OBJECTIVE: Show every line below where "Figure" can be found.

Saved data entries
☆ ☆ ☆

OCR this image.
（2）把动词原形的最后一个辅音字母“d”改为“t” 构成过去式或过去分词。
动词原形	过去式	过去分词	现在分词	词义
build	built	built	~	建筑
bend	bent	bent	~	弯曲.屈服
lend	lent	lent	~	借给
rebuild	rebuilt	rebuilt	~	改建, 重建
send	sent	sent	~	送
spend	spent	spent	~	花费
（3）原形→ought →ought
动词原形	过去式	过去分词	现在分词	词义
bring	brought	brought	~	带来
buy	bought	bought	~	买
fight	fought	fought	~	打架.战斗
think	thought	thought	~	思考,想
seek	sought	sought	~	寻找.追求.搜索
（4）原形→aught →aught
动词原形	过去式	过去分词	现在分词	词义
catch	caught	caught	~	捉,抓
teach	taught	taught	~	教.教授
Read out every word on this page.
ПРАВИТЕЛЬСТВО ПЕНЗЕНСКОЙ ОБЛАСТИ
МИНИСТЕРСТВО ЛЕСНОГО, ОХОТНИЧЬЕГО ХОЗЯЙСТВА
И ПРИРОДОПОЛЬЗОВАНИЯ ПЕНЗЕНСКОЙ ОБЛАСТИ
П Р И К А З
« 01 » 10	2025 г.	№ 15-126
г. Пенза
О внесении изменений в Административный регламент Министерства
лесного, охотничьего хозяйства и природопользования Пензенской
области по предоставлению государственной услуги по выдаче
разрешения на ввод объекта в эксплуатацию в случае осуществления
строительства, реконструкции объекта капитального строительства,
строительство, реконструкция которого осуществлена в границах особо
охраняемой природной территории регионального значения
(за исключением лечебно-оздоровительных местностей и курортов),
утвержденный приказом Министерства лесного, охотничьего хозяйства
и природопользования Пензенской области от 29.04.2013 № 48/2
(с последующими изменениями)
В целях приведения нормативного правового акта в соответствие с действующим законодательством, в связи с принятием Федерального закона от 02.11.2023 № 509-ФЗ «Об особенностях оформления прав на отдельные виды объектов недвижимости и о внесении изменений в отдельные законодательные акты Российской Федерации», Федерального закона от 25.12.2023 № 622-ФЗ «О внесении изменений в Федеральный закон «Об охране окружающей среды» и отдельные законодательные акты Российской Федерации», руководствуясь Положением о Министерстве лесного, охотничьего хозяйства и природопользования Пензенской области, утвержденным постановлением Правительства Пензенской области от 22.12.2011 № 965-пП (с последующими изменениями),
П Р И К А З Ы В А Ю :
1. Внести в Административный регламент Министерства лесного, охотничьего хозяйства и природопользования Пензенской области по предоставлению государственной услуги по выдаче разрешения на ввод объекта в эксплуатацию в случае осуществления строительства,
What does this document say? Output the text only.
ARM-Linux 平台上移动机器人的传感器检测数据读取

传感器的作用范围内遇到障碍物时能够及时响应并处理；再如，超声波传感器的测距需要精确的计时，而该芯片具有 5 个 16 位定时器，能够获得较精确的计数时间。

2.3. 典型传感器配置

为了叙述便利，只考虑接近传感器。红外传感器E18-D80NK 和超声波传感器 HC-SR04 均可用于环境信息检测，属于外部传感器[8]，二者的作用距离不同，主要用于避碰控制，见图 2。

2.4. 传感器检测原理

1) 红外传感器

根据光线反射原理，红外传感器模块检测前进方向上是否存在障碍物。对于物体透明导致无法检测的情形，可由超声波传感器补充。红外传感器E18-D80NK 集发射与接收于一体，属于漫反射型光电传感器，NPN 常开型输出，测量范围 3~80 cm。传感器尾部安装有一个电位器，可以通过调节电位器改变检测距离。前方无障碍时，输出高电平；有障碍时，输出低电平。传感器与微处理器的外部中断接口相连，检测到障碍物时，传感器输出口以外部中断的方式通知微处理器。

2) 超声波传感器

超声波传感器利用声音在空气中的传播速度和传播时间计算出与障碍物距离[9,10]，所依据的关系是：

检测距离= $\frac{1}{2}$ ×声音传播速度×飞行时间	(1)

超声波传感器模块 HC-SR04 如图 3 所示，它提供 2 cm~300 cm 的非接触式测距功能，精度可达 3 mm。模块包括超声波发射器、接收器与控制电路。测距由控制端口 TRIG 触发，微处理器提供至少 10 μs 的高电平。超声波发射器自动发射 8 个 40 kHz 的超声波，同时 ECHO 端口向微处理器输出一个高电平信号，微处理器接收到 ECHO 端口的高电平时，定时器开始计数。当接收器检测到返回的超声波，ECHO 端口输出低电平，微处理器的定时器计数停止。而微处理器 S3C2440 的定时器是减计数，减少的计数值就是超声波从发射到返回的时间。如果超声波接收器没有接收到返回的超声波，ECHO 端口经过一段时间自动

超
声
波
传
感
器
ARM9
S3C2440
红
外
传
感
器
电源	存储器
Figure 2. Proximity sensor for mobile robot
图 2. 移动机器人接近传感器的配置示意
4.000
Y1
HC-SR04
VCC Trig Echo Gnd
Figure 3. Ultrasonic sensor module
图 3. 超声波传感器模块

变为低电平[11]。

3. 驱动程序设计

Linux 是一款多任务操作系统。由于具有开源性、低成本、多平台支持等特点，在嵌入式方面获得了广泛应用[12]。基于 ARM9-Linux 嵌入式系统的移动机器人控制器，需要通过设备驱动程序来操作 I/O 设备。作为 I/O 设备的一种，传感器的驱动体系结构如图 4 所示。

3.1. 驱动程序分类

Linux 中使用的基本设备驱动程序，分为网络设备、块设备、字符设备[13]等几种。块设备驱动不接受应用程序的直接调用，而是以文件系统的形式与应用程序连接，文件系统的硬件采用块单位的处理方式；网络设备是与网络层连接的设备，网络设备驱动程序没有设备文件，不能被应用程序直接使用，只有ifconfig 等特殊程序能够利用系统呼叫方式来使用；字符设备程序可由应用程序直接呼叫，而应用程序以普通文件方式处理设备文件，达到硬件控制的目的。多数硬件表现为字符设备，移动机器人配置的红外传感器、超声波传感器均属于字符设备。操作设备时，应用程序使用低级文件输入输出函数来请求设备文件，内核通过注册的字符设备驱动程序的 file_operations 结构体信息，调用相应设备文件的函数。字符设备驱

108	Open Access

☆ ☆ ☆

ANSWER TO THIS EXERCISE:
Figure 2. Proximity sensor for mobile robot
Figure 3. Ultrasonic sensor module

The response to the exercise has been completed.